SUPPORTING TRADITION

Whereas other major companies trot out their tried-and-true but tired old annual cash-cow renditions of The Nutcracker, San Francisco Ballet’s version is a gift that makes me anticipate the holiday season. With no shortage of overblown and underwhelming productions of this holiday chestnut, SF Ballet, the country’s oldest professional ballet company and the first to perform the full-length Nutcracker in America (1944), consistently offers the most lyrical, the most poignant and the most classically rich Nutcracker you can find.

Val Caniparoli and San Francisco Ballet School students in Tomasson's Nutcracker.

SF Ballet has continuously and gloriously updated the ballet since its inception, but Helgi Tomasson’s arrival as artistic director in 1985 ensured that this company remained at the forefront with its fourth production in 1986. In 2004, that fine version was replaced by the one which opens on December 11 at the War Memorial Opera House: The setting is San Francisco around 1915 (the era of the Pan-Pacific International Exposition) in the Stahlbaums’ snug and cozy Edwardian living room, which is enriched by Michael Yeargan’s period decor, Martin Pakledinaz’s shrewd costumes and James K. Ingalls’ brilliant lighting. With a nod to San Francisco’s Victorian “Painted Ladies” and the Conservatory of Flowers, this noble manifestation celebrates the City by the Bay as much as it does Tchaikovsky’s score, certainly one of the best in the repertoire.

SOURCE MATERIAL:

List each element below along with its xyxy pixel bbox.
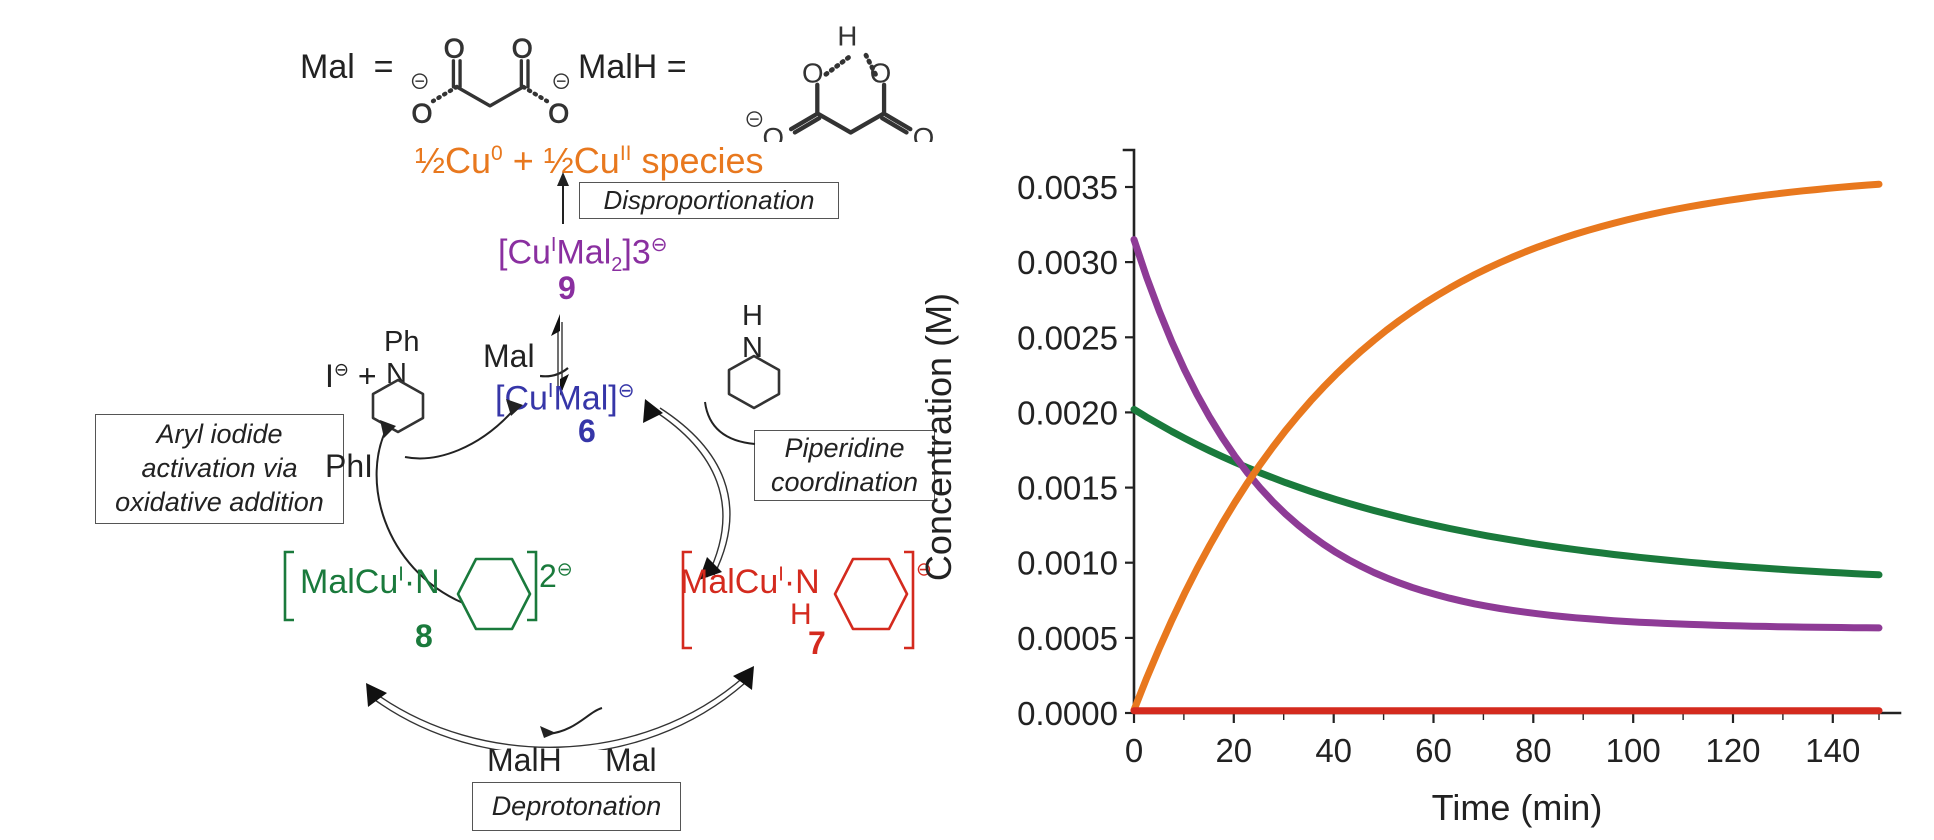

PROBLEM A:
Answer these questions from the text about San Francisco Ballet's Nutcracker, each on its own line:
(i) In what year did the company first perform the full-length Nutcracker in America?
(ii) In what year did Helgi Tomasson arrive as artistic director?
(iii) Around what year is the production that opens on December 11 set?
PROBLEM B:
Carry the text about San Francisco Ballet's Nutcracker forward past its final sentence.
The material comes from a different source than the text.

TASK OUTPUT A:
(i) 1944
(ii) 1985
(iii) Around 1915

TASK OUTPUT B:
The San Francisco Ballet in Tomasson's Nutcracker.

Mr. Tomasson’s spectacular version reinvented Clara’s dream in a spacious crystal palace (as opposed to the customary Candyland) with each dance entry enhanced by changing colors and Wendall K. Harrington’s thematic slide projections. Wisely, he kept his Nutcracker in the roots of the original Petipa/Ivanov production for the Maryinsky Ballet, meaning that we witness not just a reverential remake but a forthright classical ballet which is traditional in attitude and drenched in the enchantment of San Francisco herself.

San Francisco Ballet in Tomasson's Nutcracker.

I also admire that Mr. Tomasson has turned Clara from a child into the 13-year-old Catherine Hearst. This way, she is a relevant teenager, a true adolescent who still relates to the world through the imaginary lens of childhood: She dreams not of the food fare she consumed at the party, but of what she saw at the Pan-Pacific exhibition, an event which is something an adult can appreciate. This is another reason why SF Ballet’s version appeals to children, teenagers and adults alike.

Frances Chung and Jaine Garcia Castilla in Tomasson's Nutcracker.

Perhaps more so than any other dance work, The Nutcracker inspires those who are still young enough to begin training for dance. Here’s another way to motivate your children to appreciate the world of dance: SF Ballet has launched a Nutcracker interactive storybook application. Designed for children ages 6-10, it is still something families can enjoy. The animated iPad app allows users to not only experience this production through original illustrations and storytelling, but to explore and engage with the world of classical dance and music through groundbreaking new interactive technology.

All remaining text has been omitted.